> [TO BE DONE] Show all lines from the data that include the word "предоставления".

> [STORED DATA]

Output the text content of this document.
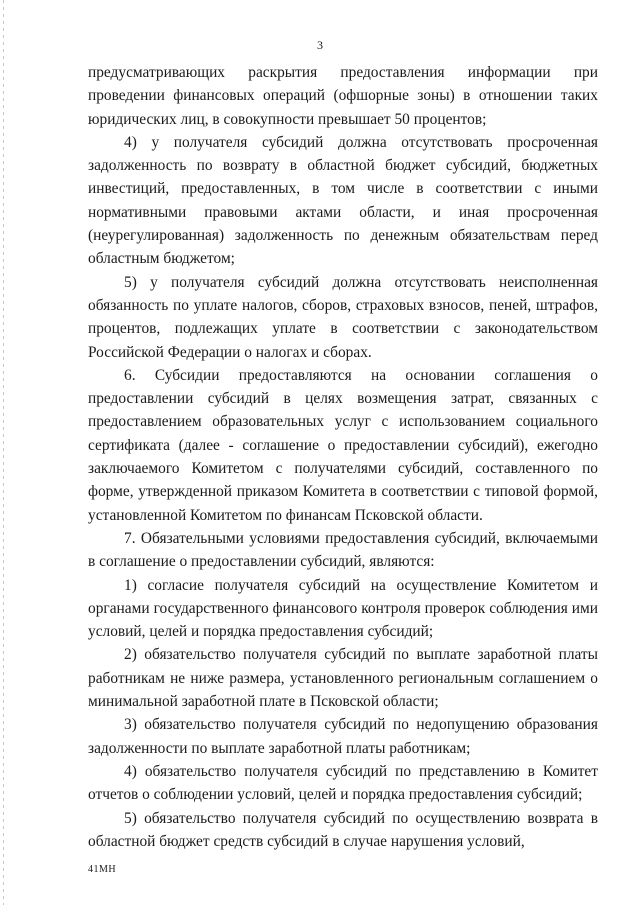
3

предусматривающих раскрытия предоставления информации при проведении финансовых операций (офшорные зоны) в отношении таких юридических лиц, в совокупности превышает 50 процентов;

4) у получателя субсидий должна отсутствовать просроченная задолженность по возврату в областной бюджет субсидий, бюджетных инвестиций, предоставленных, в том числе в соответствии с иными нормативными правовыми актами области, и иная просроченная (неурегулированная) задолженность по денежным обязательствам перед областным бюджетом;

5) у получателя субсидий должна отсутствовать неисполненная обязанность по уплате налогов, сборов, страховых взносов, пеней, штрафов, процентов, подлежащих уплате в соответствии с законодательством Российской Федерации о налогах и сборах.

6. Субсидии предоставляются на основании соглашения о предоставлении субсидий в целях возмещения затрат, связанных с предоставлением образовательных услуг с использованием социального сертификата (далее - соглашение о предоставлении субсидий), ежегодно заключаемого Комитетом с получателями субсидий, составленного по форме, утвержденной приказом Комитета в соответствии с типовой формой, установленной Комитетом по финансам Псковской области.

7. Обязательными условиями предоставления субсидий, включаемыми в соглашение о предоставлении субсидий, являются:

1) согласие получателя субсидий на осуществление Комитетом и органами государственного финансового контроля проверок соблюдения ими условий, целей и порядка предоставления субсидий;

2) обязательство получателя субсидий по выплате заработной платы работникам не ниже размера, установленного региональным соглашением о минимальной заработной плате в Псковской области;

3) обязательство получателя субсидий по недопущению образования задолженности по выплате заработной платы работникам;

4) обязательство получателя субсидий по представлению в Комитет отчетов о соблюдении условий, целей и порядка предоставления субсидий;

5) обязательство получателя субсидий по осуществлению возврата в областной бюджет средств субсидий в случае нарушения условий,

41МН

> [PROBLEM SOLUTION]
предусматривающих раскрытия предоставления информации при проведении финансовых операций (офшорные зоны) в отношении таких юридических лиц, в совокупности превышает 50 процентов;
7. Обязательными условиями предоставления субсидий, включаемыми в соглашение о предоставлении субсидий, являются:
1) согласие получателя субсидий на осуществление Комитетом и органами государственного финансового контроля проверок соблюдения ими условий, целей и порядка предоставления субсидий;
4) обязательство получателя субсидий по представлению в Комитет отчетов о соблюдении условий, целей и порядка предоставления субсидий;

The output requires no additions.